◆ **TASK DIRECTIONS**: Could you reproduce every one of the following lines word for word, changing nothing?

◆ **PROVIDED MATERIAL**:
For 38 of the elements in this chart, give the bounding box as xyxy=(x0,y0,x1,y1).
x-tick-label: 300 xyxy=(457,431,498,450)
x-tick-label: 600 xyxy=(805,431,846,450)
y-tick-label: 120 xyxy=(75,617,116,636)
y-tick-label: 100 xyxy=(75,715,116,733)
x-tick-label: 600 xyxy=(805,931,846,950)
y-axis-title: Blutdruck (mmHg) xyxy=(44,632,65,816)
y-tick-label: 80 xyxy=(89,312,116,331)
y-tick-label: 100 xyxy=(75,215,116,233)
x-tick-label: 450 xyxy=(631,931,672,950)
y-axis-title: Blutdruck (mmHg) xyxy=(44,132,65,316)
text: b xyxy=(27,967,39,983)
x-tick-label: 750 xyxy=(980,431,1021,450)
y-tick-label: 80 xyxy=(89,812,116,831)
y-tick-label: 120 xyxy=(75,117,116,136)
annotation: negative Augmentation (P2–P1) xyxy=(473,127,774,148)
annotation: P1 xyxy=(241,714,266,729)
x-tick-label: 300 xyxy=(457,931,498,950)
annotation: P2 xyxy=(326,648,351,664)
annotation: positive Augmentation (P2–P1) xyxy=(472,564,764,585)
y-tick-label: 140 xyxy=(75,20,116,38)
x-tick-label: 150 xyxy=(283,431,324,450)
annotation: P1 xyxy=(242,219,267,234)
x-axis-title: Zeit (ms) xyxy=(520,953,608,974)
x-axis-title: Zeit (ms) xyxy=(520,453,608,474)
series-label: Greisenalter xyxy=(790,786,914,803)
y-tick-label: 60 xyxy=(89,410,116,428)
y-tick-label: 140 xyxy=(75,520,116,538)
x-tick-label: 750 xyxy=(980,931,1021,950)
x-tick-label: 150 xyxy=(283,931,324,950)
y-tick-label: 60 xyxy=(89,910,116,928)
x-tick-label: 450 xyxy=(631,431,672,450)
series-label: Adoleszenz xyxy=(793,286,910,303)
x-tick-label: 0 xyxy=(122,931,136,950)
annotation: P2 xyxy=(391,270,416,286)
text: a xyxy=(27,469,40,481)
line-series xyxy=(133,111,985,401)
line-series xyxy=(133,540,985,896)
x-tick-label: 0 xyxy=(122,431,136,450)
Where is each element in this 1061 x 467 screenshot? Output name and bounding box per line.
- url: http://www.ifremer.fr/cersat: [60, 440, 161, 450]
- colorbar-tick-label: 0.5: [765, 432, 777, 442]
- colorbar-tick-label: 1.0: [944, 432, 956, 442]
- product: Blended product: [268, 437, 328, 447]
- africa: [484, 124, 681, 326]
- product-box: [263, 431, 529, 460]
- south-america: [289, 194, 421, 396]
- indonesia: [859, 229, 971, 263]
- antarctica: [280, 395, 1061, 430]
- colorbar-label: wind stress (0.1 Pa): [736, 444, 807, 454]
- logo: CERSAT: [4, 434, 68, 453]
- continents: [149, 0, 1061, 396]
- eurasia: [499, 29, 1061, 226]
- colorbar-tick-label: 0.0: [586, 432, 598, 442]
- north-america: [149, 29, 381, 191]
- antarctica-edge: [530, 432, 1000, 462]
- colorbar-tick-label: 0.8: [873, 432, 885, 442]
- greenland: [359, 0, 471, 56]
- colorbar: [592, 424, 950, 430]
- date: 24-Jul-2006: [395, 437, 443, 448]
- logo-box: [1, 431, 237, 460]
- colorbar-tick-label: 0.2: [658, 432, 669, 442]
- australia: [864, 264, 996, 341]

◆ **WRITTEN RESPONSE**:
For 38 of the elements in this chart, give the bounding box as xyxy=(x0,y0,x1,y1).
x-tick-label: 300 xyxy=(457,431,498,450)
x-tick-label: 600 xyxy=(805,431,846,450)
y-tick-label: 120 xyxy=(75,617,116,636)
y-tick-label: 100 xyxy=(75,715,116,733)
x-tick-label: 600 xyxy=(805,931,846,950)
y-axis-title: Blutdruck (mmHg) xyxy=(44,632,65,816)
y-tick-label: 80 xyxy=(89,312,116,331)
y-tick-label: 100 xyxy=(75,215,116,233)
x-tick-label: 450 xyxy=(631,931,672,950)
y-axis-title: Blutdruck (mmHg) xyxy=(44,132,65,316)
text: b xyxy=(27,967,39,983)
x-tick-label: 750 xyxy=(980,431,1021,450)
y-tick-label: 80 xyxy=(89,812,116,831)
y-tick-label: 120 xyxy=(75,117,116,136)
annotation: negative Augmentation (P2–P1) xyxy=(473,127,774,148)
annotation: P1 xyxy=(241,714,266,729)
x-tick-label: 300 xyxy=(457,931,498,950)
annotation: P2 xyxy=(326,648,351,664)
annotation: positive Augmentation (P2–P1) xyxy=(472,564,764,585)
y-tick-label: 140 xyxy=(75,20,116,38)
x-tick-label: 150 xyxy=(283,431,324,450)
annotation: P1 xyxy=(242,219,267,234)
x-axis-title: Zeit (ms) xyxy=(520,953,608,974)
x-axis-title: Zeit (ms) xyxy=(520,453,608,474)
series-label: Greisenalter xyxy=(790,786,914,803)
y-tick-label: 60 xyxy=(89,410,116,428)
y-tick-label: 140 xyxy=(75,520,116,538)
x-tick-label: 750 xyxy=(980,931,1021,950)
x-tick-label: 150 xyxy=(283,931,324,950)
y-tick-label: 60 xyxy=(89,910,116,928)
x-tick-label: 450 xyxy=(631,431,672,450)
series-label: Adoleszenz xyxy=(793,286,910,303)
x-tick-label: 0 xyxy=(122,931,136,950)
annotation: P2 xyxy=(391,270,416,286)
text: a xyxy=(27,469,40,481)
line-series xyxy=(133,111,985,401)
line-series xyxy=(133,540,985,896)
x-tick-label: 0 xyxy=(122,431,136,450)
Where is each element in this 1061 x 467 screenshot? Output name and bounding box per line.
- url: http://www.ifremer.fr/cersat: [60, 440, 161, 450]
- colorbar-tick-label: 0.5: [765, 432, 777, 442]
- colorbar-tick-label: 1.0: [944, 432, 956, 442]
- product: Blended product: [268, 437, 328, 447]
- africa: [484, 124, 681, 326]
- product-box: [263, 431, 529, 460]
- south-america: [289, 194, 421, 396]
- indonesia: [859, 229, 971, 263]
- antarctica: [280, 395, 1061, 430]
- colorbar-label: wind stress (0.1 Pa): [736, 444, 807, 454]
- logo: CERSAT: [4, 434, 68, 453]
- continents: [149, 0, 1061, 396]
- eurasia: [499, 29, 1061, 226]
- colorbar-tick-label: 0.0: [586, 432, 598, 442]
- north-america: [149, 29, 381, 191]
- antarctica-edge: [530, 432, 1000, 462]
- colorbar-tick-label: 0.8: [873, 432, 885, 442]
- greenland: [359, 0, 471, 56]
- colorbar: [592, 424, 950, 430]
- date: 24-Jul-2006: [395, 437, 443, 448]
- logo-box: [1, 431, 237, 460]
- colorbar-tick-label: 0.2: [658, 432, 669, 442]
- australia: [864, 264, 996, 341]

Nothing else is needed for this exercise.